Task objective
How many lines of the data include the string "JSON"? State the number and nothing else.

***** Raw data

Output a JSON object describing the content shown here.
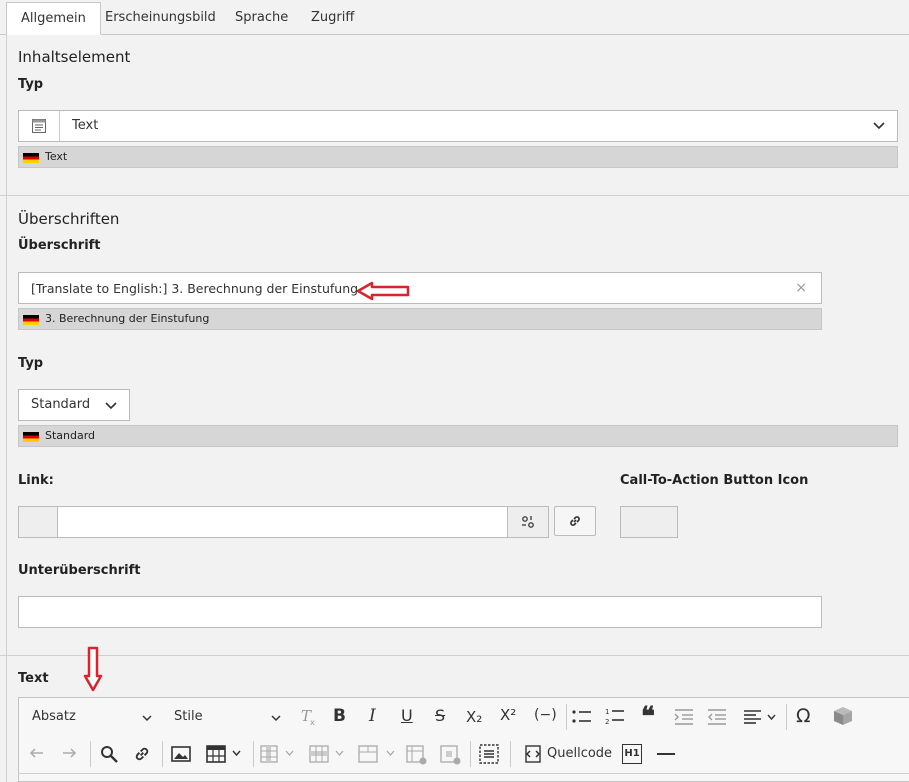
{
  "tabs": [
    {
      "label": "Allgemein",
      "active": true
    },
    {
      "label": "Erscheinungsbild"
    },
    {
      "label": "Sprache"
    },
    {
      "label": "Zugriff"
    }
  ],
  "section_content": {
    "title": "Inhaltselement"
  },
  "type_field": {
    "label": "Typ",
    "value": "Text",
    "fallback": "Text"
  },
  "section_headings": {
    "title": "Überschriften"
  },
  "heading_field": {
    "label": "Überschrift",
    "value": "[Translate to English:] 3. Berechnung der Einstufung",
    "fallback": "3. Berechnung der Einstufung"
  },
  "heading_type": {
    "label": "Typ",
    "value": "Standard",
    "fallback": "Standard"
  },
  "link_field": {
    "label": "Link:",
    "value": ""
  },
  "cta_field": {
    "label": "Call-To-Action Button Icon"
  },
  "subheading_field": {
    "label": "Unterüberschrift",
    "value": ""
  },
  "text_field": {
    "label": "Text"
  },
  "rte": {
    "paragraph_format": "Absatz",
    "styles": "Stile",
    "bold": "B",
    "italic": "I",
    "underline": "U",
    "strike": "S",
    "subscript": "X₂",
    "superscript": "X²",
    "soft_hyphen": "(−)",
    "quote": "❝",
    "omega": "Ω",
    "source_label": "Quellcode",
    "heading_badge": "H1"
  },
  "colors": {
    "accent": "#d9232d",
    "tab_active_bg": "#ffffff",
    "fallback_bg": "#d6d6d6"
  }
}
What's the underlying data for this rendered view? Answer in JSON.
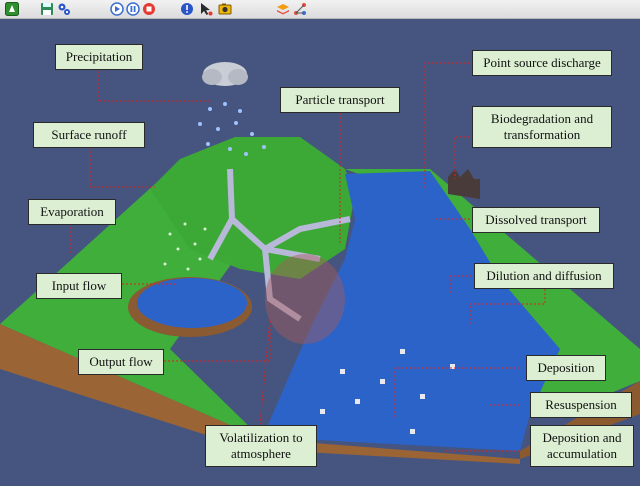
{
  "toolbar": {
    "icons": [
      "app-logo-icon",
      "save-icon",
      "settings-gears-icon",
      "replay-icon",
      "pause-icon",
      "stop-icon",
      "info-icon",
      "cursor-icon",
      "camera-icon",
      "layers-icon",
      "network-icon"
    ]
  },
  "labels": {
    "precipitation": "Precipitation",
    "particle_transport": "Particle transport",
    "point_source_discharge": "Point source discharge",
    "surface_runoff": "Surface runoff",
    "biodegradation": "Biodegradation and transformation",
    "evaporation": "Evaporation",
    "dissolved_transport": "Dissolved transport",
    "input_flow": "Input flow",
    "dilution_diffusion": "Dilution and diffusion",
    "output_flow": "Output flow",
    "deposition": "Deposition",
    "resuspension": "Resuspension",
    "volatilization": "Volatilization to atmosphere",
    "deposition_accumulation": "Deposition and accumulation"
  },
  "colors": {
    "background": "#45557f",
    "land": "#3fae3a",
    "water": "#2b63c8",
    "soil": "#a0683a",
    "label_fill": "#dcefd3",
    "leader_line": "#e0201c"
  }
}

**********

The answer
2